Every line of the material below should be repeated exactly.
** Begin **
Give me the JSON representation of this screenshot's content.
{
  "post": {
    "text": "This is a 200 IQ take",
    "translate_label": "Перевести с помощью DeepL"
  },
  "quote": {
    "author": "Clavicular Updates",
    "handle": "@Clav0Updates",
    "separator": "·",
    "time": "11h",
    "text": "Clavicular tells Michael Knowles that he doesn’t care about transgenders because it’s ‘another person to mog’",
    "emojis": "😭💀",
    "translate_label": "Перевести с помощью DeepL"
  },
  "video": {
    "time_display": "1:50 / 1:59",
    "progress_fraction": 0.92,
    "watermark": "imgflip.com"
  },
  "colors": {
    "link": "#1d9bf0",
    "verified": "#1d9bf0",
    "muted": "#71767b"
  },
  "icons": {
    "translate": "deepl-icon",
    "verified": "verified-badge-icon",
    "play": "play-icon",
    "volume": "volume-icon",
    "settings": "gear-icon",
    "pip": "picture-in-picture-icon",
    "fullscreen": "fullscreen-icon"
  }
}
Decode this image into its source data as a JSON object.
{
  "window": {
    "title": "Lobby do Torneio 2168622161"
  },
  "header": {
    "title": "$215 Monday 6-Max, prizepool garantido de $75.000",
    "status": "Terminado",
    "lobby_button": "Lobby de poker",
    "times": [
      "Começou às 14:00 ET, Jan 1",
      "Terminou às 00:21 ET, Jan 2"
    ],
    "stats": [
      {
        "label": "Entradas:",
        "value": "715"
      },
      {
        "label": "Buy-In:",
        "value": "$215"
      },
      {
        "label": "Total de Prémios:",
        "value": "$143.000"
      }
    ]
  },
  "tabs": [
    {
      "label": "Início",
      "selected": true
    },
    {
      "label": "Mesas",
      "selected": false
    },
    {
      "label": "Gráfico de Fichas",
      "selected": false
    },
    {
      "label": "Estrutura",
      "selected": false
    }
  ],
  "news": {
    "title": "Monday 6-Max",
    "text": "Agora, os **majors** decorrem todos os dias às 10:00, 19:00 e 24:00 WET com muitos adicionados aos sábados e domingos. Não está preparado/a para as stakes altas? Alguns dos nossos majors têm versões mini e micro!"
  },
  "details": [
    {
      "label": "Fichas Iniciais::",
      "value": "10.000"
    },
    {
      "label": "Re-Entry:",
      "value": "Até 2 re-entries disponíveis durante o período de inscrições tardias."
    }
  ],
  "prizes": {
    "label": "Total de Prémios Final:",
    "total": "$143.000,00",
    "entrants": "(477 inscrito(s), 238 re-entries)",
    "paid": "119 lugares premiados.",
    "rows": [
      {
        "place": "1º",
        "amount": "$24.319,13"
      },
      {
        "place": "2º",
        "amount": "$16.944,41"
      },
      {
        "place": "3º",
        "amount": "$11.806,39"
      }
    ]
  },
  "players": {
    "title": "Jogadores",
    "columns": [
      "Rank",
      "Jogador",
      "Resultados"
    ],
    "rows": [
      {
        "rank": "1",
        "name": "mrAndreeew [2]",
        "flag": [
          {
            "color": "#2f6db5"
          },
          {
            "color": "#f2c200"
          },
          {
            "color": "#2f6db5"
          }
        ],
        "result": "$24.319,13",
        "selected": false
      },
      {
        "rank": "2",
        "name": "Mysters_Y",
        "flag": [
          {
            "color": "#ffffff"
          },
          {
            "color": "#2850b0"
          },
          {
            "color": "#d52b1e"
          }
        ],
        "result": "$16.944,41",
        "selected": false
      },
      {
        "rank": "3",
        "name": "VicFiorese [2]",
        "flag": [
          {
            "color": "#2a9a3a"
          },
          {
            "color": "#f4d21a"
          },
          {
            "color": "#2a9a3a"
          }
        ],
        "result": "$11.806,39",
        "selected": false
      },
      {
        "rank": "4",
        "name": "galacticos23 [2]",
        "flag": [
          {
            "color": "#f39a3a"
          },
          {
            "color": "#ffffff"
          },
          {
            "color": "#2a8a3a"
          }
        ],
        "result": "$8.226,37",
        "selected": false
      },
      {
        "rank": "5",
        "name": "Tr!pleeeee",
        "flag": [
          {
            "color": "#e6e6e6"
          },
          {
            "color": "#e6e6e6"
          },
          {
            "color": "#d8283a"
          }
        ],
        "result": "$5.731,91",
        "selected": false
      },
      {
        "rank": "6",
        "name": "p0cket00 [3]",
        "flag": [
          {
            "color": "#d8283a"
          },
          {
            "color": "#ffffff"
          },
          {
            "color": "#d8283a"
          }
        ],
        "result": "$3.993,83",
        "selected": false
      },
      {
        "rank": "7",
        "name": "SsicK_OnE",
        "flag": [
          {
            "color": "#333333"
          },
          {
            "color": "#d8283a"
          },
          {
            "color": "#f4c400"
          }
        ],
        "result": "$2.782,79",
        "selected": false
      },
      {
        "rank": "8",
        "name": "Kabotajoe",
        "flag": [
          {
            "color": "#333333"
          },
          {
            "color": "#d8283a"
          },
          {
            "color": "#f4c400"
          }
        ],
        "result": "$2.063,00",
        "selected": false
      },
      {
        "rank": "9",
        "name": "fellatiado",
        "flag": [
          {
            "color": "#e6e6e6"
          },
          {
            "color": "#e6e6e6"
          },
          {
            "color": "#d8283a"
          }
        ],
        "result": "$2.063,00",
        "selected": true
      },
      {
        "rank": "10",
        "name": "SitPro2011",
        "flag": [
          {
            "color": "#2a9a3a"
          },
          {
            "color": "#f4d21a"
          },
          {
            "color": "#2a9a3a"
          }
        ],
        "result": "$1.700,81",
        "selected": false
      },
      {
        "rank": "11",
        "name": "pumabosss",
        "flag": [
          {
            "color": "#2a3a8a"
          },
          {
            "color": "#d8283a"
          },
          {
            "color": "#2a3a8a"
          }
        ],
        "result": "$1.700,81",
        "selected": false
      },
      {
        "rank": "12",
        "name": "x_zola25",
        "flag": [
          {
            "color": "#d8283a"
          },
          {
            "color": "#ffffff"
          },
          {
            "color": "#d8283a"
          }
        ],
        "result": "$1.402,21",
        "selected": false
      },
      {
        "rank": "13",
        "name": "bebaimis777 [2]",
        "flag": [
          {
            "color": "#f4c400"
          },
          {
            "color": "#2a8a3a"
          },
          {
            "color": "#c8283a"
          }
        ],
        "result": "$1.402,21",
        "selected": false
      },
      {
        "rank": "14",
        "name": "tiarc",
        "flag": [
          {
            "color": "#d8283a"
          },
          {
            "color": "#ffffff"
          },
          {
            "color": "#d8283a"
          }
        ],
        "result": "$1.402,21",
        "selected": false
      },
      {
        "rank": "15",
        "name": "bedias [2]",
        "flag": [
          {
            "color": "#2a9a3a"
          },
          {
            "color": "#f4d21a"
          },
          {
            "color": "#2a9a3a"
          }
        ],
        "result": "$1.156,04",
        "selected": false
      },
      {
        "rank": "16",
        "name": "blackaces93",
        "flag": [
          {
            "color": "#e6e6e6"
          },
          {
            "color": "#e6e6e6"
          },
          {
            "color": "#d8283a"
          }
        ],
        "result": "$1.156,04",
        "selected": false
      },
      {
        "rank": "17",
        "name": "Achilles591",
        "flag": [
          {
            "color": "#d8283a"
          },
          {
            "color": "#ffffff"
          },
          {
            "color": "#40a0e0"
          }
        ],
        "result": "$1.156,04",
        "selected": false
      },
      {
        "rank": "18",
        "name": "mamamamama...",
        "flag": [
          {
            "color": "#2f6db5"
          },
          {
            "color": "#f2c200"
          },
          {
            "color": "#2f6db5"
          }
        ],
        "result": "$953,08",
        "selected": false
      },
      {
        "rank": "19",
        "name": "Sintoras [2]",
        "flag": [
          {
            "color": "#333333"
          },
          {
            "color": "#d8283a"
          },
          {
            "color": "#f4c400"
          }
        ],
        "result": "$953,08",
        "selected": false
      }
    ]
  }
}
** End **
Expected answer:
Give me the JSON representation of this screenshot's content.
{
  "post": {
    "text": "This is a 200 IQ take",
    "translate_label": "Перевести с помощью DeepL"
  },
  "quote": {
    "author": "Clavicular Updates",
    "handle": "@Clav0Updates",
    "separator": "·",
    "time": "11h",
    "text": "Clavicular tells Michael Knowles that he doesn’t care about transgenders because it’s ‘another person to mog’",
    "emojis": "😭💀",
    "translate_label": "Перевести с помощью DeepL"
  },
  "video": {
    "time_display": "1:50 / 1:59",
    "progress_fraction": 0.92,
    "watermark": "imgflip.com"
  },
  "colors": {
    "link": "#1d9bf0",
    "verified": "#1d9bf0",
    "muted": "#71767b"
  },
  "icons": {
    "translate": "deepl-icon",
    "verified": "verified-badge-icon",
    "play": "play-icon",
    "volume": "volume-icon",
    "settings": "gear-icon",
    "pip": "picture-in-picture-icon",
    "fullscreen": "fullscreen-icon"
  }
}
Decode this image into its source data as a JSON object.
{
  "window": {
    "title": "Lobby do Torneio 2168622161"
  },
  "header": {
    "title": "$215 Monday 6-Max, prizepool garantido de $75.000",
    "status": "Terminado",
    "lobby_button": "Lobby de poker",
    "times": [
      "Começou às 14:00 ET, Jan 1",
      "Terminou às 00:21 ET, Jan 2"
    ],
    "stats": [
      {
        "label": "Entradas:",
        "value": "715"
      },
      {
        "label": "Buy-In:",
        "value": "$215"
      },
      {
        "label": "Total de Prémios:",
        "value": "$143.000"
      }
    ]
  },
  "tabs": [
    {
      "label": "Início",
      "selected": true
    },
    {
      "label": "Mesas",
      "selected": false
    },
    {
      "label": "Gráfico de Fichas",
      "selected": false
    },
    {
      "label": "Estrutura",
      "selected": false
    }
  ],
  "news": {
    "title": "Monday 6-Max",
    "text": "Agora, os **majors** decorrem todos os dias às 10:00, 19:00 e 24:00 WET com muitos adicionados aos sábados e domingos. Não está preparado/a para as stakes altas? Alguns dos nossos majors têm versões mini e micro!"
  },
  "details": [
    {
      "label": "Fichas Iniciais::",
      "value": "10.000"
    },
    {
      "label": "Re-Entry:",
      "value": "Até 2 re-entries disponíveis durante o período de inscrições tardias."
    }
  ],
  "prizes": {
    "label": "Total de Prémios Final:",
    "total": "$143.000,00",
    "entrants": "(477 inscrito(s), 238 re-entries)",
    "paid": "119 lugares premiados.",
    "rows": [
      {
        "place": "1º",
        "amount": "$24.319,13"
      },
      {
        "place": "2º",
        "amount": "$16.944,41"
      },
      {
        "place": "3º",
        "amount": "$11.806,39"
      }
    ]
  },
  "players": {
    "title": "Jogadores",
    "columns": [
      "Rank",
      "Jogador",
      "Resultados"
    ],
    "rows": [
      {
        "rank": "1",
        "name": "mrAndreeew [2]",
        "flag": [
          {
            "color": "#2f6db5"
          },
          {
            "color": "#f2c200"
          },
          {
            "color": "#2f6db5"
          }
        ],
        "result": "$24.319,13",
        "selected": false
      },
      {
        "rank": "2",
        "name": "Mysters_Y",
        "flag": [
          {
            "color": "#ffffff"
          },
          {
            "color": "#2850b0"
          },
          {
            "color": "#d52b1e"
          }
        ],
        "result": "$16.944,41",
        "selected": false
      },
      {
        "rank": "3",
        "name": "VicFiorese [2]",
        "flag": [
          {
            "color": "#2a9a3a"
          },
          {
            "color": "#f4d21a"
          },
          {
            "color": "#2a9a3a"
          }
        ],
        "result": "$11.806,39",
        "selected": false
      },
      {
        "rank": "4",
        "name": "galacticos23 [2]",
        "flag": [
          {
            "color": "#f39a3a"
          },
          {
            "color": "#ffffff"
          },
          {
            "color": "#2a8a3a"
          }
        ],
        "result": "$8.226,37",
        "selected": false
      },
      {
        "rank": "5",
        "name": "Tr!pleeeee",
        "flag": [
          {
            "color": "#e6e6e6"
          },
          {
            "color": "#e6e6e6"
          },
          {
            "color": "#d8283a"
          }
        ],
        "result": "$5.731,91",
        "selected": false
      },
      {
        "rank": "6",
        "name": "p0cket00 [3]",
        "flag": [
          {
            "color": "#d8283a"
          },
          {
            "color": "#ffffff"
          },
          {
            "color": "#d8283a"
          }
        ],
        "result": "$3.993,83",
        "selected": false
      },
      {
        "rank": "7",
        "name": "SsicK_OnE",
        "flag": [
          {
            "color": "#333333"
          },
          {
            "color": "#d8283a"
          },
          {
            "color": "#f4c400"
          }
        ],
        "result": "$2.782,79",
        "selected": false
      },
      {
        "rank": "8",
        "name": "Kabotajoe",
        "flag": [
          {
            "color": "#333333"
          },
          {
            "color": "#d8283a"
          },
          {
            "color": "#f4c400"
          }
        ],
        "result": "$2.063,00",
        "selected": false
      },
      {
        "rank": "9",
        "name": "fellatiado",
        "flag": [
          {
            "color": "#e6e6e6"
          },
          {
            "color": "#e6e6e6"
          },
          {
            "color": "#d8283a"
          }
        ],
        "result": "$2.063,00",
        "selected": true
      },
      {
        "rank": "10",
        "name": "SitPro2011",
        "flag": [
          {
            "color": "#2a9a3a"
          },
          {
            "color": "#f4d21a"
          },
          {
            "color": "#2a9a3a"
          }
        ],
        "result": "$1.700,81",
        "selected": false
      },
      {
        "rank": "11",
        "name": "pumabosss",
        "flag": [
          {
            "color": "#2a3a8a"
          },
          {
            "color": "#d8283a"
          },
          {
            "color": "#2a3a8a"
          }
        ],
        "result": "$1.700,81",
        "selected": false
      },
      {
        "rank": "12",
        "name": "x_zola25",
        "flag": [
          {
            "color": "#d8283a"
          },
          {
            "color": "#ffffff"
          },
          {
            "color": "#d8283a"
          }
        ],
        "result": "$1.402,21",
        "selected": false
      },
      {
        "rank": "13",
        "name": "bebaimis777 [2]",
        "flag": [
          {
            "color": "#f4c400"
          },
          {
            "color": "#2a8a3a"
          },
          {
            "color": "#c8283a"
          }
        ],
        "result": "$1.402,21",
        "selected": false
      },
      {
        "rank": "14",
        "name": "tiarc",
        "flag": [
          {
            "color": "#d8283a"
          },
          {
            "color": "#ffffff"
          },
          {
            "color": "#d8283a"
          }
        ],
        "result": "$1.402,21",
        "selected": false
      },
      {
        "rank": "15",
        "name": "bedias [2]",
        "flag": [
          {
            "color": "#2a9a3a"
          },
          {
            "color": "#f4d21a"
          },
          {
            "color": "#2a9a3a"
          }
        ],
        "result": "$1.156,04",
        "selected": false
      },
      {
        "rank": "16",
        "name": "blackaces93",
        "flag": [
          {
            "color": "#e6e6e6"
          },
          {
            "color": "#e6e6e6"
          },
          {
            "color": "#d8283a"
          }
        ],
        "result": "$1.156,04",
        "selected": false
      },
      {
        "rank": "17",
        "name": "Achilles591",
        "flag": [
          {
            "color": "#d8283a"
          },
          {
            "color": "#ffffff"
          },
          {
            "color": "#40a0e0"
          }
        ],
        "result": "$1.156,04",
        "selected": false
      },
      {
        "rank": "18",
        "name": "mamamamama...",
        "flag": [
          {
            "color": "#2f6db5"
          },
          {
            "color": "#f2c200"
          },
          {
            "color": "#2f6db5"
          }
        ],
        "result": "$953,08",
        "selected": false
      },
      {
        "rank": "19",
        "name": "Sintoras [2]",
        "flag": [
          {
            "color": "#333333"
          },
          {
            "color": "#d8283a"
          },
          {
            "color": "#f4c400"
          }
        ],
        "result": "$953,08",
        "selected": false
      }
    ]
  }
}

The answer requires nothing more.